> WHAT YOU ARE ASKED TO DO: Every line holding the string "Σχεδίου" should be gathered.
* Start *
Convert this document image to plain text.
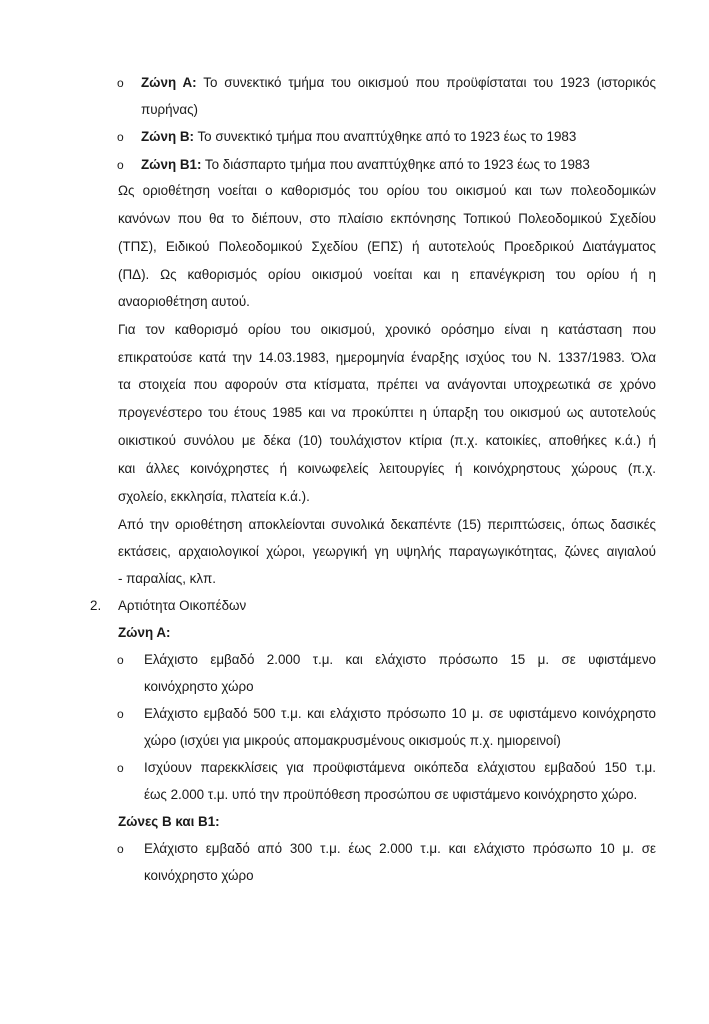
o Ζώνη Α: Το συνεκτικό τμήμα του οικισμού που προϋφίσταται του 1923 (ιστορικός
πυρήνας)
o Ζώνη Β: Το συνεκτικό τμήμα που αναπτύχθηκε από το 1923 έως το 1983
o Ζώνη Β1: Το διάσπαρτο τμήμα που αναπτύχθηκε από το 1923 έως το 1983
Ως οριοθέτηση νοείται ο καθορισμός του ορίου του οικισμού και των πολεοδομικών
κανόνων που θα το διέπουν, στο πλαίσιο εκπόνησης Τοπικού Πολεοδομικού Σχεδίου
(ΤΠΣ), Ειδικού Πολεοδομικού Σχεδίου (ΕΠΣ) ή αυτοτελούς Προεδρικού Διατάγματος
(ΠΔ). Ως καθορισμός ορίου οικισμού νοείται και η επανέγκριση του ορίου ή η
αναοριοθέτηση αυτού.
Για τον καθορισμό ορίου του οικισμού, χρονικό ορόσημο είναι η κατάσταση που
επικρατούσε κατά την 14.03.1983, ημερομηνία έναρξης ισχύος του Ν. 1337/1983. Όλα
τα στοιχεία που αφορούν στα κτίσματα, πρέπει να ανάγονται υποχρεωτικά σε χρόνο
προγενέστερο του έτους 1985 και να προκύπτει η ύπαρξη του οικισμού ως αυτοτελούς
οικιστικού συνόλου με δέκα (10) τουλάχιστον κτίρια (π.χ. κατοικίες, αποθήκες κ.ά.) ή
και άλλες κοινόχρηστες ή κοινωφελείς λειτουργίες ή κοινόχρηστους χώρους (π.χ.
σχολείο, εκκλησία, πλατεία κ.ά.).
Από την οριοθέτηση αποκλείονται συνολικά δεκαπέντε (15) περιπτώσεις, όπως δασικές
εκτάσεις, αρχαιολογικοί χώροι, γεωργική γη υψηλής παραγωγικότητας, ζώνες αιγιαλού
- παραλίας, κλπ.
2. Αρτιότητα Οικοπέδων
Ζώνη Α:
o Ελάχιστο εμβαδό 2.000 τ.μ. και ελάχιστο πρόσωπο 15 μ. σε υφιστάμενο
κοινόχρηστο χώρο
o Ελάχιστο εμβαδό 500 τ.μ. και ελάχιστο πρόσωπο 10 μ. σε υφιστάμενο κοινόχρηστο
χώρο (ισχύει για μικρούς απομακρυσμένους οικισμούς π.χ. ημιορεινοί)
o Ισχύουν παρεκκλίσεις για προϋφιστάμενα οικόπεδα ελάχιστου εμβαδού 150 τ.μ.
έως 2.000 τ.μ. υπό την προϋπόθεση προσώπου σε υφιστάμενο κοινόχρηστο χώρο.
Ζώνες Β και Β1:
o Ελάχιστο εμβαδό από 300 τ.μ. έως 2.000 τ.μ. και ελάχιστο πρόσωπο 10 μ. σε
κοινόχρηστο χώρο
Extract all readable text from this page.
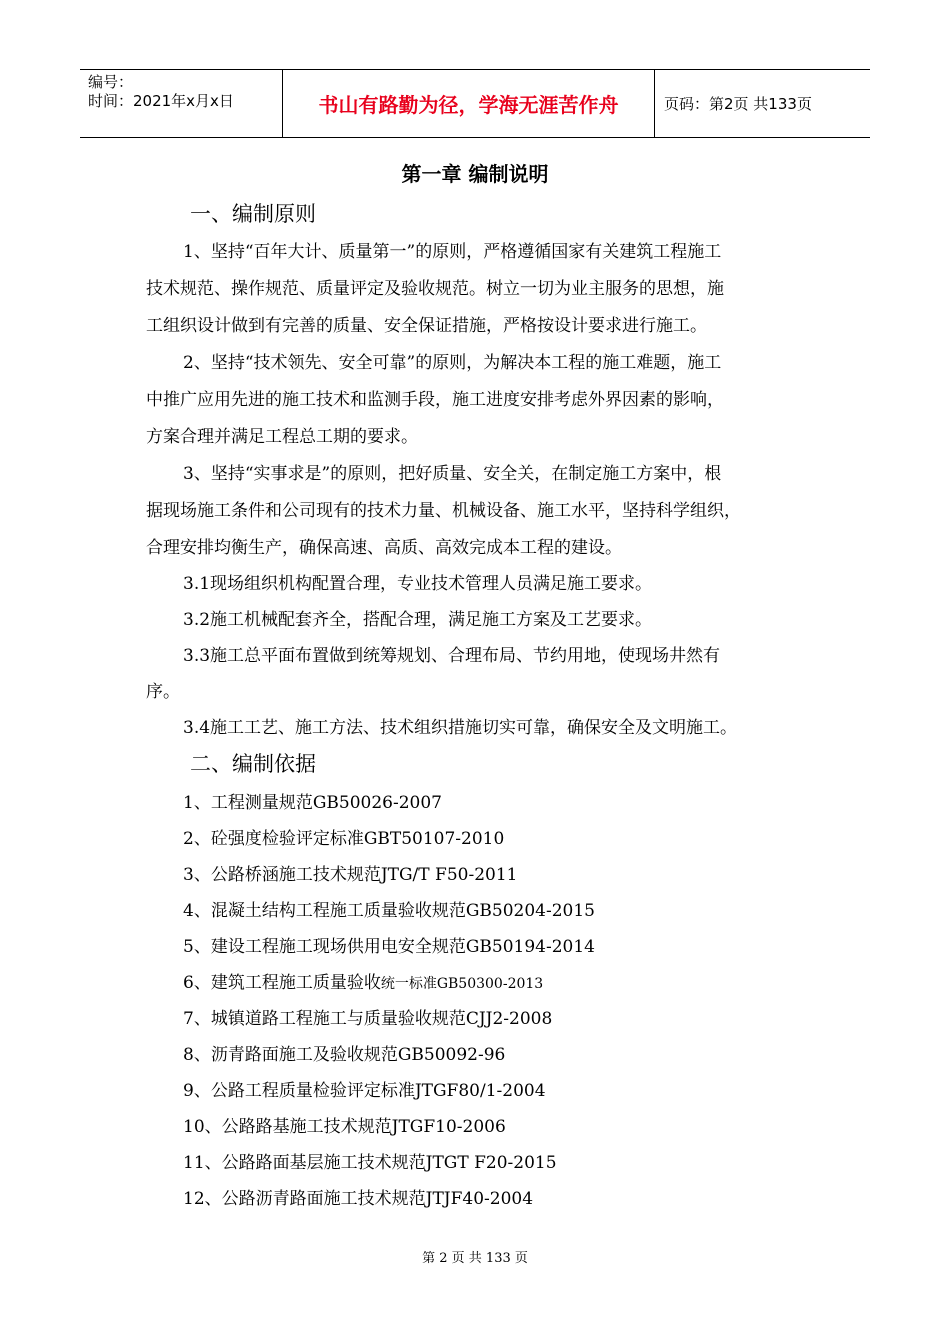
编号：
时间：2021年x月x日	书山有路勤为径，学海无涯苦作舟	页码：第2页 共133页
第一章 编制说明
一、编制原则
1、坚持“百年大计、质量第一”的原则，严格遵循国家有关建筑工程施工
技术规范、操作规范、质量评定及验收规范。树立一切为业主服务的思想，施
工组织设计做到有完善的质量、安全保证措施，严格按设计要求进行施工。
2、坚持“技术领先、安全可靠”的原则，为解决本工程的施工难题，施工
中推广应用先进的施工技术和监测手段，施工进度安排考虑外界因素的影响，
方案合理并满足工程总工期的要求。
3、坚持“实事求是”的原则，把好质量、安全关，在制定施工方案中，根
据现场施工条件和公司现有的技术力量、机械设备、施工水平，坚持科学组织，
合理安排均衡生产，确保高速、高质、高效完成本工程的建设。
3.1现场组织机构配置合理，专业技术管理人员满足施工要求。
3.2施工机械配套齐全，搭配合理，满足施工方案及工艺要求。
3.3施工总平面布置做到统筹规划、合理布局、节约用地，使现场井然有
序。
3.4施工工艺、施工方法、技术组织措施切实可靠，确保安全及文明施工。
二、编制依据
1、工程测量规范GB50026-2007
2、砼强度检验评定标准GBT50107-2010
3、公路桥涵施工技术规范JTG/T F50-2011
4、混凝土结构工程施工质量验收规范GB50204-2015
5、建设工程施工现场供用电安全规范GB50194-2014
6、建筑工程施工质量验收统一标准GB50300-2013
7、城镇道路工程施工与质量验收规范CJJ2-2008
8、沥青路面施工及验收规范GB50092-96
9、公路工程质量检验评定标准JTGF80/1-2004
10、公路路基施工技术规范JTGF10-2006
11、公路路面基层施工技术规范JTGT F20-2015
12、公路沥青路面施工技术规范JTJF40-2004
第 2 页 共 133 页
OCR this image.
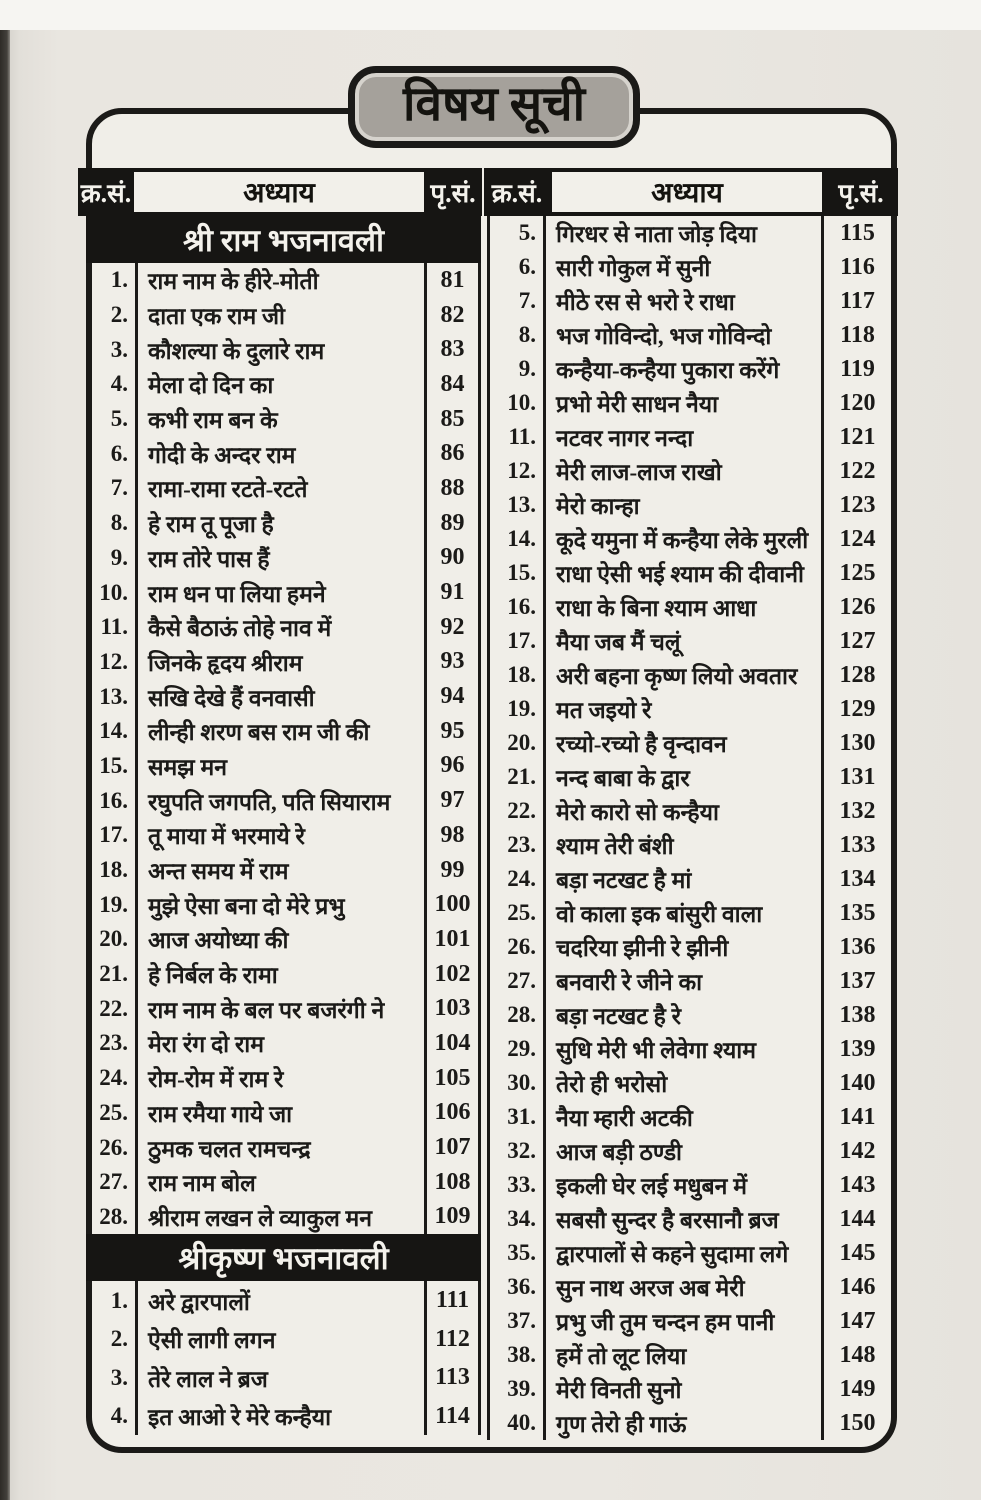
विषय सूची
क्र.सं.	अध्याय	पृ.सं. क्र.सं.	अध्याय	पृ.सं.
श्री राम भजनावली
1. राम नाम के हीरे-मोती	81
2. दाता एक राम जी	82
3. कौशल्या के दुलारे राम	83
4. मेला दो दिन का	84
5. कभी राम बन के	85
6. गोदी के अन्दर राम	86
7. रामा-रामा रटते-रटते	88
8. हे राम तू पूजा है	89
9. राम तोरे पास हैं	90
10. राम धन पा लिया हमने	91
11. कैसे बैठाऊं तोहे नाव में	92
12. जिनके हृदय श्रीराम	93
13. सखि देखे हैं वनवासी	94
14. लीन्ही शरण बस राम जी की	95
15. समझ मन	96
16. रघुपति जगपति, पति सियाराम	97
17. तू माया में भरमाये रे	98
18. अन्त समय में राम	99
19. मुझे ऐसा बना दो मेरे प्रभु	100
20. आज अयोध्या की	101
21. हे निर्बल के रामा	102
22. राम नाम के बल पर बजरंगी ने	103
23. मेरा रंग दो राम	104
24. रोम-रोम में राम रे	105
25. राम रमैया गाये जा	106
26. ठुमक चलत रामचन्द्र	107
27. राम नाम बोल	108
28. श्रीराम लखन ले व्याकुल मन	109
श्रीकृष्ण भजनावली
1. अरे द्वारपालों	111
2. ऐसी लागी लगन	112
3. तेरे लाल ने ब्रज	113
4. इत आओ रे मेरे कन्हैया	114
5. गिरधर से नाता जोड़ दिया	115
6. सारी गोकुल में सुनी	116
7. मीठे रस से भरो रे राधा	117
8. भज गोविन्दो, भज गोविन्दो	118
9. कन्हैया-कन्हैया पुकारा करेंगे	119
10. प्रभो मेरी साधन नैया	120
11. नटवर नागर नन्दा	121
12. मेरी लाज-लाज राखो	122
13. मेरो कान्हा	123
14. कूदे यमुना में कन्हैया लेके मुरली	124
15. राधा ऐसी भई श्याम की दीवानी	125
16. राधा के बिना श्याम आधा	126
17. मैया जब मैं चलूं	127
18. अरी बहना कृष्ण लियो अवतार	128
19. मत जइयो रे	129
20. रच्यो-रच्यो है वृन्दावन	130
21. नन्द बाबा के द्वार	131
22. मेरो कारो सो कन्हैया	132
23. श्याम तेरी बंशी	133
24. बड़ा नटखट है मां	134
25. वो काला इक बांसुरी वाला	135
26. चदरिया झीनी रे झीनी	136
27. बनवारी रे जीने का	137
28. बड़ा नटखट है रे	138
29. सुधि मेरी भी लेवेगा श्याम	139
30. तेरो ही भरोसो	140
31. नैया म्हारी अटकी	141
32. आज बड़ी ठण्डी	142
33. इकली घेर लई मधुबन में	143
34. सबसौ सुन्दर है बरसानौ ब्रज	144
35. द्वारपालों से कहने सुदामा लगे	145
36. सुन नाथ अरज अब मेरी	146
37. प्रभु जी तुम चन्दन हम पानी	147
38. हमें तो लूट लिया	148
39. मेरी विनती सुनो	149
40. गुण तेरो ही गाऊं	150
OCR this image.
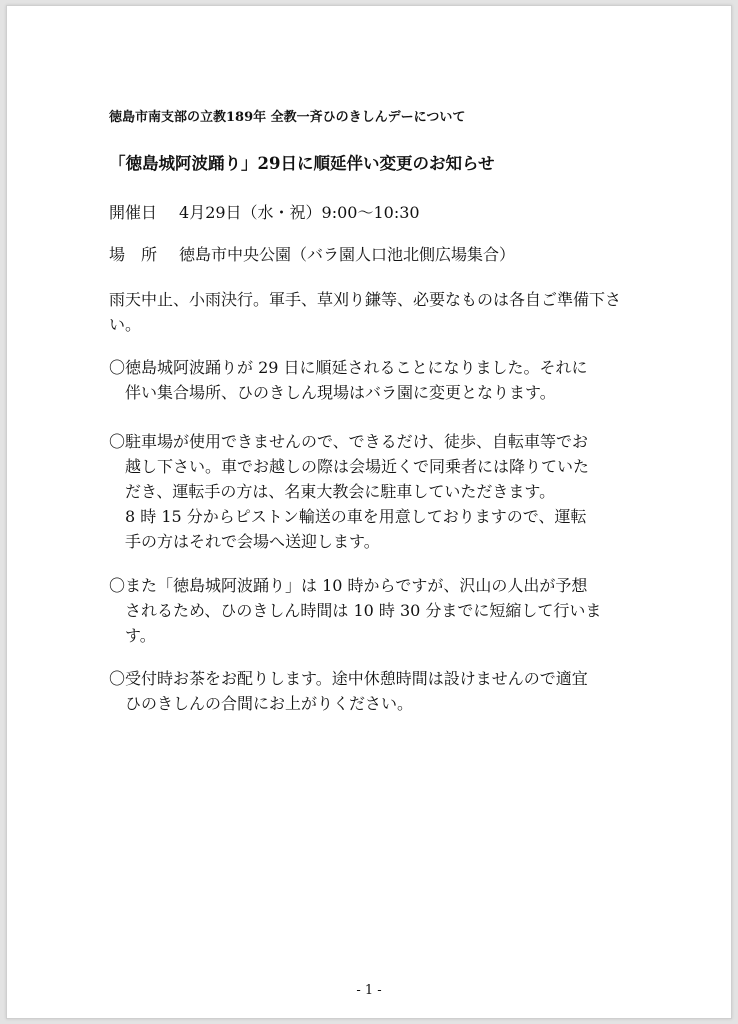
徳島市南支部の立教189年 全教一斉ひのきしんデーについて
「徳島城阿波踊り」29日に順延伴い変更のお知らせ
開催日 4月29日（水・祝）9:00〜10:30
場　所 徳島市中央公園（バラ園人口池北側広場集合）
雨天中止、小雨決行。軍手、草刈り鎌等、必要なものは各自ご準備下さい。
〇徳島城阿波踊りが 29 日に順延されることになりました。それに
伴い集合場所、ひのきしん現場はバラ園に変更となります。
〇駐車場が使用できませんので、できるだけ、徒歩、自転車等でお
越し下さい。車でお越しの際は会場近くで同乗者には降りていた
だき、運転手の方は、名東大教会に駐車していただきます。
8 時 15 分からピストン輸送の車を用意しておりますので、運転
手の方はそれで会場へ送迎します。
〇また「徳島城阿波踊り」は 10 時からですが、沢山の人出が予想
されるため、ひのきしん時間は 10 時 30 分までに短縮して行いま
す。
〇受付時お茶をお配りします。途中休憩時間は設けませんので適宜
ひのきしんの合間にお上がりください。
- 1 -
* End *
> ANSWER TO THIS TASK:
κανόνων που θα το διέπουν, στο πλαίσιο εκπόνησης Τοπικού Πολεοδομικού Σχεδίου
(ΤΠΣ), Ειδικού Πολεοδομικού Σχεδίου (ΕΠΣ) ή αυτοτελούς Προεδρικού Διατάγματος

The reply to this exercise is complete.